::: STORED RECORDS :::

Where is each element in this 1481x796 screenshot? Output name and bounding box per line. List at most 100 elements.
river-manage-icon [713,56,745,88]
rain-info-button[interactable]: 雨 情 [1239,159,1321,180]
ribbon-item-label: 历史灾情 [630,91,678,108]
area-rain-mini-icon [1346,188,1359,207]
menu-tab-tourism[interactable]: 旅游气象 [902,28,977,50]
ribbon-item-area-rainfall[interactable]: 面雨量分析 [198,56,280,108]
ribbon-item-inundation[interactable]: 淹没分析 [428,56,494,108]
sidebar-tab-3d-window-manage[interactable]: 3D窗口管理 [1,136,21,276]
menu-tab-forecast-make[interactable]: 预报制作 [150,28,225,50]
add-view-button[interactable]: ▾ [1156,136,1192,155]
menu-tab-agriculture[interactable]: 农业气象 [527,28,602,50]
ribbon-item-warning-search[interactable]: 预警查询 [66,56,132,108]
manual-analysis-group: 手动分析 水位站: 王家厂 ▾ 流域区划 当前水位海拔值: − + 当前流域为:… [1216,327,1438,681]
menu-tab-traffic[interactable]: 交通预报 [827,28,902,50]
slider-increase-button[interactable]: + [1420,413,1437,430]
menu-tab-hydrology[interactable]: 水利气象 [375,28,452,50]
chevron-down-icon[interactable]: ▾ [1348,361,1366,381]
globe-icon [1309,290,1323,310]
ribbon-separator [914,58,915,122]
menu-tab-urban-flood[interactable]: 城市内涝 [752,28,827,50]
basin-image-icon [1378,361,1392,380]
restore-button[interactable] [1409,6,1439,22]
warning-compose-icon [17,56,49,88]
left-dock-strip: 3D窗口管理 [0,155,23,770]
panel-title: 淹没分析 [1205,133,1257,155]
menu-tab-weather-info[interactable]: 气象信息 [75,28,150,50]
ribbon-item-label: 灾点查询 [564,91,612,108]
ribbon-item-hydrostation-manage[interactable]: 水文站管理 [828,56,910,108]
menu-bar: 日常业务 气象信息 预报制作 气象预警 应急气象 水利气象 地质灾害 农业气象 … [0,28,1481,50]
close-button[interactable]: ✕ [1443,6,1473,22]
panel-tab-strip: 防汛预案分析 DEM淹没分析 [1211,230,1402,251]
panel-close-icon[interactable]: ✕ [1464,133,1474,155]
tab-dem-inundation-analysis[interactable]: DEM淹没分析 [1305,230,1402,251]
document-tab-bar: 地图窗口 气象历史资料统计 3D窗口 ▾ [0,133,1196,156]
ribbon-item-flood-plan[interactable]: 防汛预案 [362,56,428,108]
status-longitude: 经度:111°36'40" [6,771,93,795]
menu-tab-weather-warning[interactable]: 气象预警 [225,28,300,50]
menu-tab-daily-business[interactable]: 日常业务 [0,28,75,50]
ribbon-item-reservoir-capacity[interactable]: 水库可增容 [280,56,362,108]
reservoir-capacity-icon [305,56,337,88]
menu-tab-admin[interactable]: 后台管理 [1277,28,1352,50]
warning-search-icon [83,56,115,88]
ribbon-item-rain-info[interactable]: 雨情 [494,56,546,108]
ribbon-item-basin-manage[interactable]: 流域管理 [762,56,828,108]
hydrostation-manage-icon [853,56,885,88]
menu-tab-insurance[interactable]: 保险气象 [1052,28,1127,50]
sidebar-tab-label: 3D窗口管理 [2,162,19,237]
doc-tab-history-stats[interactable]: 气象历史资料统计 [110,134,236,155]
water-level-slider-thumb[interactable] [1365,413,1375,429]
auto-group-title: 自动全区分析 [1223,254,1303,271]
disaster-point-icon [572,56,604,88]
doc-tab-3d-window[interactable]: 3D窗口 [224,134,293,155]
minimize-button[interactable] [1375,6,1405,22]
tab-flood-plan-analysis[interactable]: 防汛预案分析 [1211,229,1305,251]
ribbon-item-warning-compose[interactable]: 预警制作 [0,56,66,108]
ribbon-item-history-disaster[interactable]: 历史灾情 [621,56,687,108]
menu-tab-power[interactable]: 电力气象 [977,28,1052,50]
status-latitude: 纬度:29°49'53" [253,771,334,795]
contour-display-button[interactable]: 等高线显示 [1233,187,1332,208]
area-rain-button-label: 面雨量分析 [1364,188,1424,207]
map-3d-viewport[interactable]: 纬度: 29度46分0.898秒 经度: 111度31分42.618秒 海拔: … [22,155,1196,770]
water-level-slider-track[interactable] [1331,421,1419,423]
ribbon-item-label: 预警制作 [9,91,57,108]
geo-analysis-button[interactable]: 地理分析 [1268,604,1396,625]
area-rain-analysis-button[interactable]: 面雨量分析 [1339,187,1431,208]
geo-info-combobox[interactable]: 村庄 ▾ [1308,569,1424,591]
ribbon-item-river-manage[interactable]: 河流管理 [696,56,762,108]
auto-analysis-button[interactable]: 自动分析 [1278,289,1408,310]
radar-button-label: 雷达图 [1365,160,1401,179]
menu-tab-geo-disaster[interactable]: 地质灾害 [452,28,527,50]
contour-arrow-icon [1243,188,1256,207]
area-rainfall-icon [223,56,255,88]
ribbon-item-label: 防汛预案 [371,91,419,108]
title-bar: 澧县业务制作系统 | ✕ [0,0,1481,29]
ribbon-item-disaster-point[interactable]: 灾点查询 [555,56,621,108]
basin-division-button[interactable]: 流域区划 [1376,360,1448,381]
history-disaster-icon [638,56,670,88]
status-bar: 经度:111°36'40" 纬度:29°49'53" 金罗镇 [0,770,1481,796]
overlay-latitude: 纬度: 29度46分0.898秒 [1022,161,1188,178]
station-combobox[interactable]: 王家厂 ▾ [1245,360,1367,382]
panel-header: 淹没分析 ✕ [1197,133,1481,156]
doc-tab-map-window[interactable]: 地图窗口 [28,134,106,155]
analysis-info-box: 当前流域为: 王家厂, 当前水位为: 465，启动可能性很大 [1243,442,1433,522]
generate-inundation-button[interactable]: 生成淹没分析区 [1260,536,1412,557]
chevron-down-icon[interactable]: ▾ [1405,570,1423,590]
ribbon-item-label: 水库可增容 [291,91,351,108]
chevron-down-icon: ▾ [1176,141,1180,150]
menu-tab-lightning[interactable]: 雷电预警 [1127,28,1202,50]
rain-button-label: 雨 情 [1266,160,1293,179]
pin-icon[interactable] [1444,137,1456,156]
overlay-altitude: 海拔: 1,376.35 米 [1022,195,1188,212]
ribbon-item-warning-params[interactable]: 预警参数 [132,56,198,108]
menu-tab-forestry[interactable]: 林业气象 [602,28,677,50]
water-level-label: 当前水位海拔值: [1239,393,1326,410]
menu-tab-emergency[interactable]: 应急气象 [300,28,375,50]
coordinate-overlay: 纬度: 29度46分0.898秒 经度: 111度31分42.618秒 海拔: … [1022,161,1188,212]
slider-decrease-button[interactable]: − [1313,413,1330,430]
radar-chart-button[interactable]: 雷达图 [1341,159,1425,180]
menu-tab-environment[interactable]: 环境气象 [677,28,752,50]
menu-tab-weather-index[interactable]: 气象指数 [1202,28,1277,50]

:::

> [GIVEN PROBLEM]:
Copy the data from its first line through the line containing "menu-tab-tourism[interactable]: 旅游气象 [902,28,977,50]", switching "screenshot" to "image" and leaving everything else unchanged.

> [ANSWER FOR THE TASK]:
Where is each element in this 1481x796 image? Output name and bounding box per line. List at most 100 elements.
river-manage-icon [713,56,745,88]
rain-info-button[interactable]: 雨 情 [1239,159,1321,180]
ribbon-item-label: 历史灾情 [630,91,678,108]
area-rain-mini-icon [1346,188,1359,207]
menu-tab-tourism[interactable]: 旅游气象 [902,28,977,50]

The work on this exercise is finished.